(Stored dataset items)

* Begin *

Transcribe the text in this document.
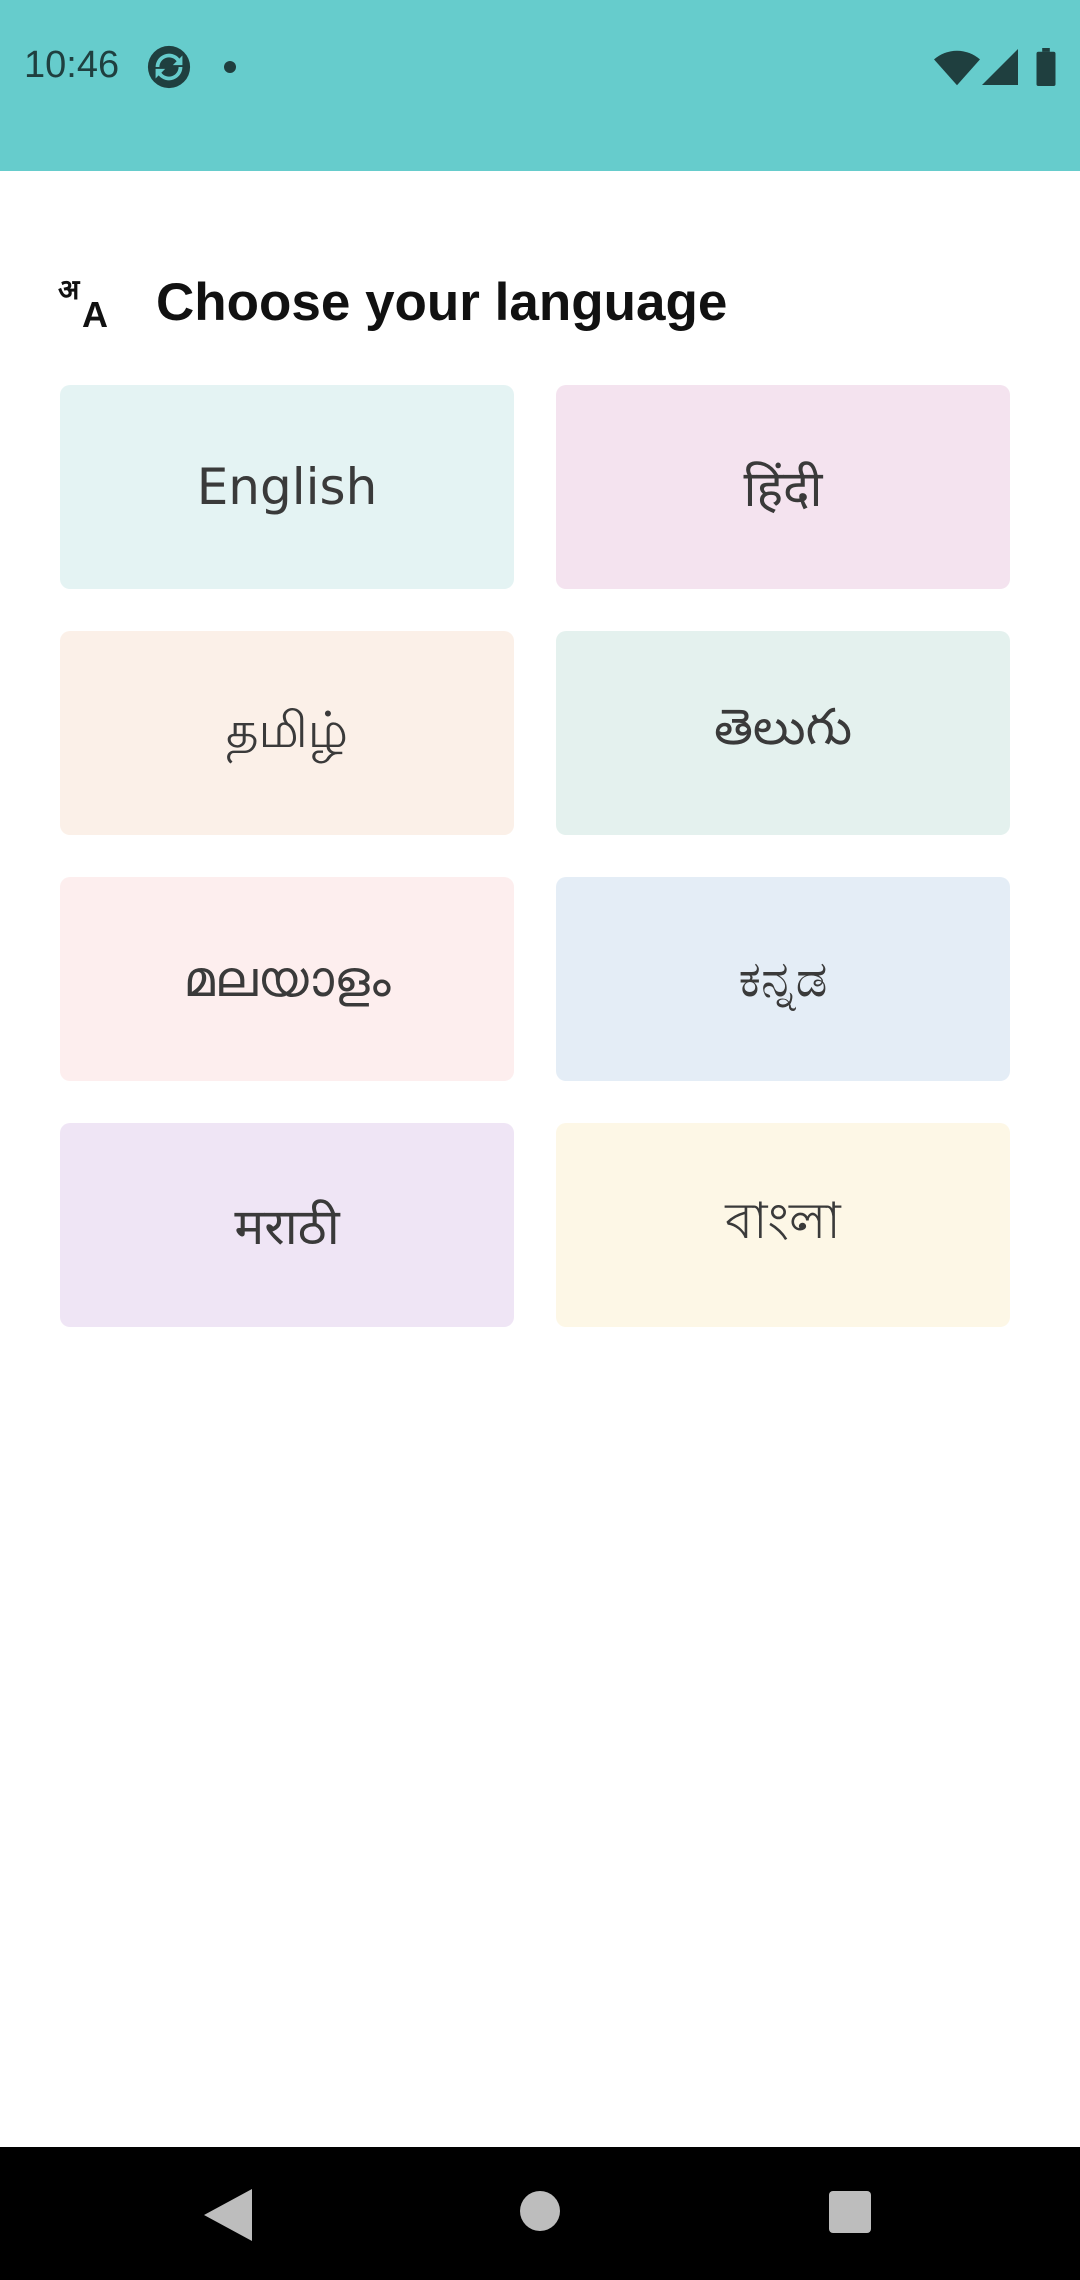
10:46
अ
A Choose your language
English	हिंदी
தமிழ்	తెలుగు
മലയാളം	ಕನ್ನಡ
मराठी	বাংলা
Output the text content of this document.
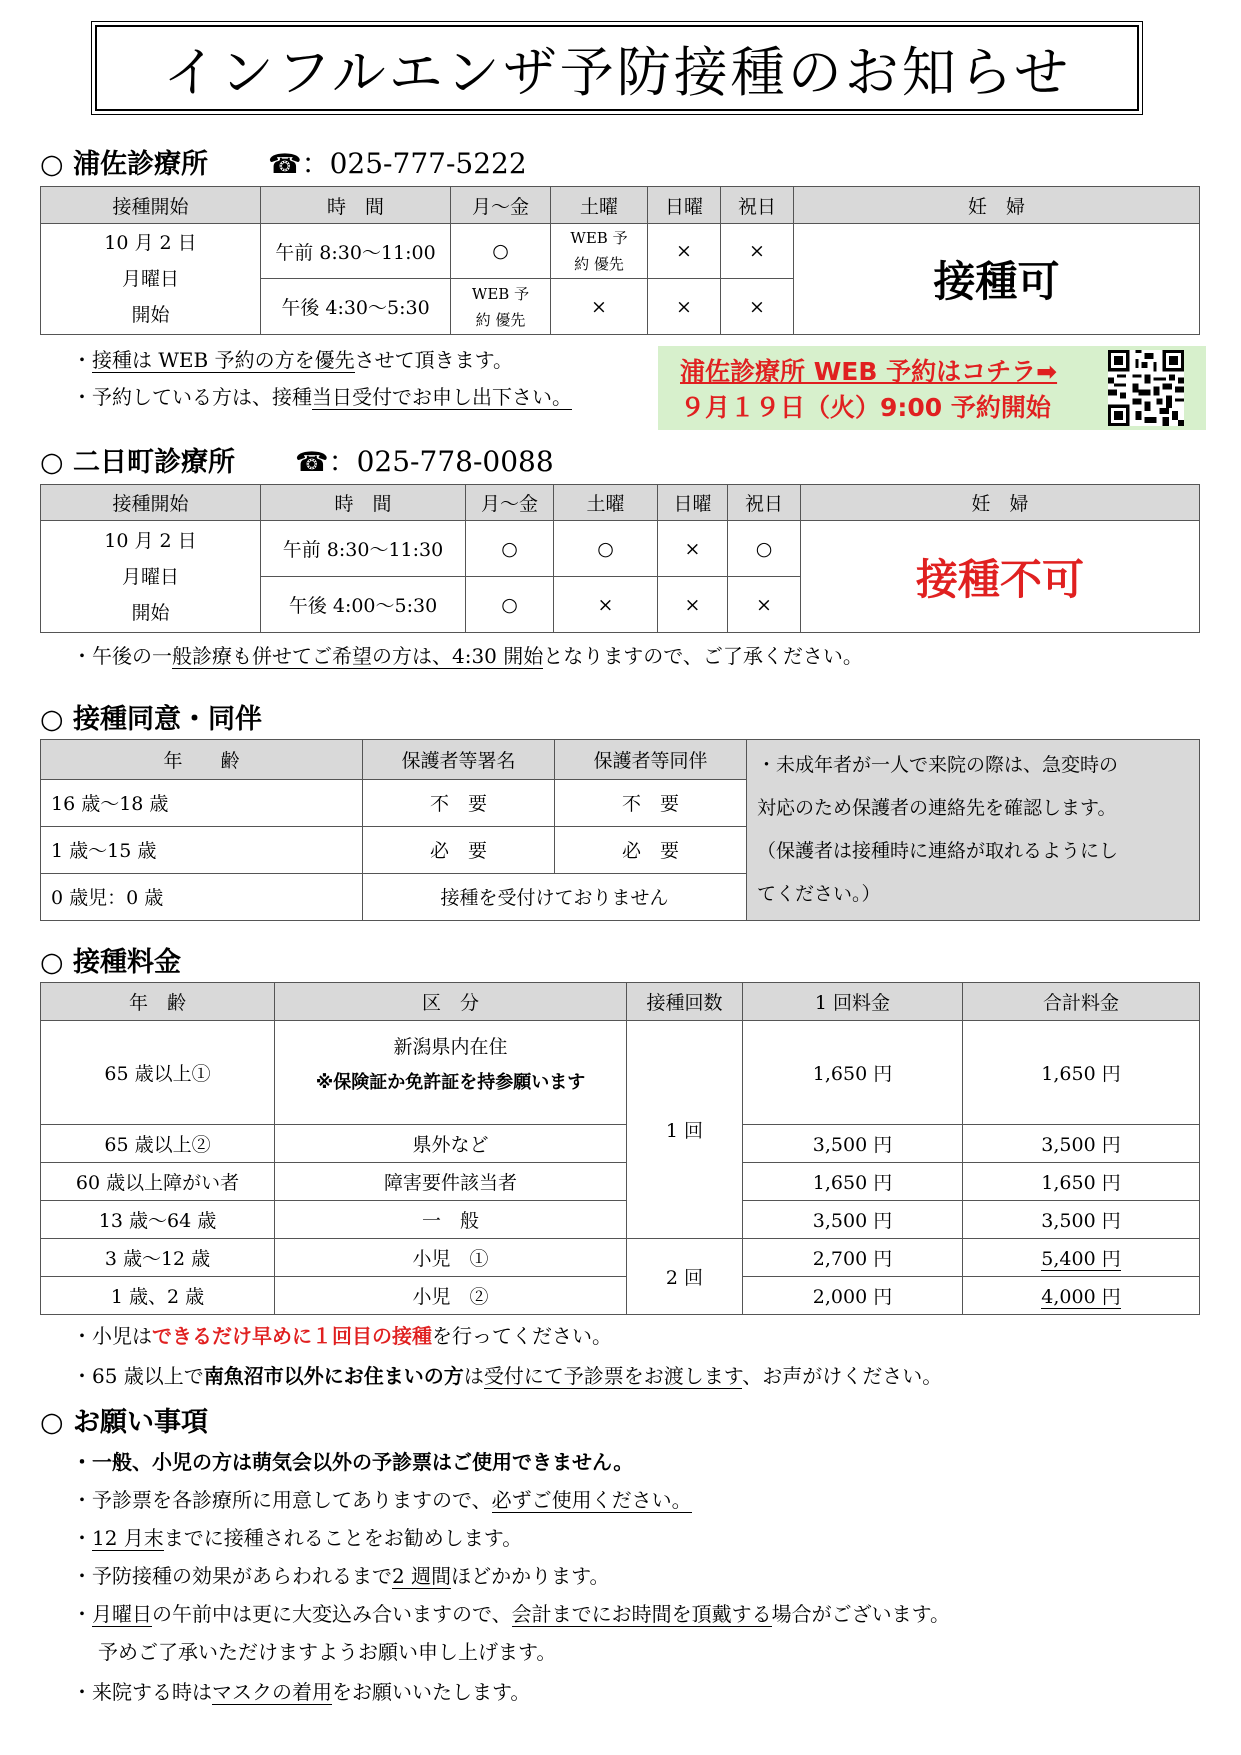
インフルエンザ予防接種のお知らせ
○ 浦佐診療所 ☎：025-777-5222
接種開始	時　間	月～金	土曜	日曜	祝日	妊　婦

10 月 2 日
月曜日
開始	午前 8:30～11:00	○	WEB 予約 優先	×	×	接種可
	午後 4:30～5:30	WEB 予約 優先	×	×	×	
・接種は WEB 予約の方を優先させて頂きます。
・予約している方は、接種当日受付でお申し出下さい。
浦佐診療所 WEB 予約はコチラ➡
９月１９日（火）9:00 予約開始
○ 二日町診療所 ☎：025-778-0088
接種開始	時　間	月～金	土曜	日曜	祝日	妊　婦

10 月 2 日
月曜日
開始	午前 8:30～11:30	○	○	×	○	接種不可
	午後 4:00～5:30	○	×	×	×	
・午後の一般診療も併せてご希望の方は、4:30 開始となりますので、ご了承ください。
○ 接種同意・同伴
年　　齢	保護者等署名	保護者等同伴	・未成年者が一人で来院の際は、急変時の
対応のため保護者の連絡先を確認します。
（保護者は接種時に連絡が取れるようにし
てください。）

16 歳～18 歳	不　要	不　要	
1 歳～15 歳	必　要	必　要	
0 歳児：0 歳	接種を受付けておりません		
○ 接種料金
年　齢	区　分	接種回数	1 回料金	合計料金
65 歳以上①	新潟県内在住
※保険証か免許証を持参願います	1 回	1,650 円	1,650 円
65 歳以上②	県外など		3,500 円	3,500 円
60 歳以上障がい者	障害要件該当者		1,650 円	1,650 円
13 歳～64 歳	一　般		3,500 円	3,500 円
3 歳～12 歳	小児　①	2 回	2,700 円	5,400 円
1 歳、2 歳	小児　②		2,000 円	4,000 円
・小児はできるだけ早めに１回目の接種を行ってください。
・65 歳以上で南魚沼市以外にお住まいの方は受付にて予診票をお渡します、お声がけください。
○ お願い事項
・一般、小児の方は萌気会以外の予診票はご使用できません。
・予診票を各診療所に用意してありますので、必ずご使用ください。
・12 月末までに接種されることをお勧めします。
・予防接種の効果があらわれるまで2 週間ほどかかります。
・月曜日の午前中は更に大変込み合いますので、会計までにお時間を頂戴する場合がございます。
予めご了承いただけますようお願い申し上げます。
・来院する時はマスクの着用をお願いいたします。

* End *

- Objective:
Transcribe the full listing character for character. Pictures are excluded.

- Exercise response:
Transcribe the text in this document.
10:46
अ
A Choose your language
English	हिंदी
தமிழ்	తెలుగు
മലയാളം	ಕನ್ನಡ
मराठी	বাংলা
Output the text content of this document.
インフルエンザ予防接種のお知らせ
○ 浦佐診療所 ☎：025-777-5222
接種開始	時　間	月～金	土曜	日曜	祝日	妊　婦

10 月 2 日
月曜日
開始	午前 8:30～11:00	○	WEB 予約 優先	×	×	接種可
	午後 4:30～5:30	WEB 予約 優先	×	×	×	
・接種は WEB 予約の方を優先させて頂きます。
・予約している方は、接種当日受付でお申し出下さい。
浦佐診療所 WEB 予約はコチラ➡
９月１９日（火）9:00 予約開始
○ 二日町診療所 ☎：025-778-0088
接種開始	時　間	月～金	土曜	日曜	祝日	妊　婦

10 月 2 日
月曜日
開始	午前 8:30～11:30	○	○	×	○	接種不可
	午後 4:00～5:30	○	×	×	×	
・午後の一般診療も併せてご希望の方は、4:30 開始となりますので、ご了承ください。
○ 接種同意・同伴
年　　齢	保護者等署名	保護者等同伴	・未成年者が一人で来院の際は、急変時の
対応のため保護者の連絡先を確認します。
（保護者は接種時に連絡が取れるようにし
てください。）

16 歳～18 歳	不　要	不　要	
1 歳～15 歳	必　要	必　要	
0 歳児：0 歳	接種を受付けておりません		
○ 接種料金
年　齢	区　分	接種回数	1 回料金	合計料金
65 歳以上①	新潟県内在住
※保険証か免許証を持参願います	1 回	1,650 円	1,650 円
65 歳以上②	県外など		3,500 円	3,500 円
60 歳以上障がい者	障害要件該当者		1,650 円	1,650 円
13 歳～64 歳	一　般		3,500 円	3,500 円
3 歳～12 歳	小児　①	2 回	2,700 円	5,400 円
1 歳、2 歳	小児　②		2,000 円	4,000 円
・小児はできるだけ早めに１回目の接種を行ってください。
・65 歳以上で南魚沼市以外にお住まいの方は受付にて予診票をお渡します、お声がけください。
○ お願い事項
・一般、小児の方は萌気会以外の予診票はご使用できません。
・予診票を各診療所に用意してありますので、必ずご使用ください。
・12 月末までに接種されることをお勧めします。
・予防接種の効果があらわれるまで2 週間ほどかかります。
・月曜日の午前中は更に大変込み合いますので、会計までにお時間を頂戴する場合がございます。
予めご了承いただけますようお願い申し上げます。
・来院する時はマスクの着用をお願いいたします。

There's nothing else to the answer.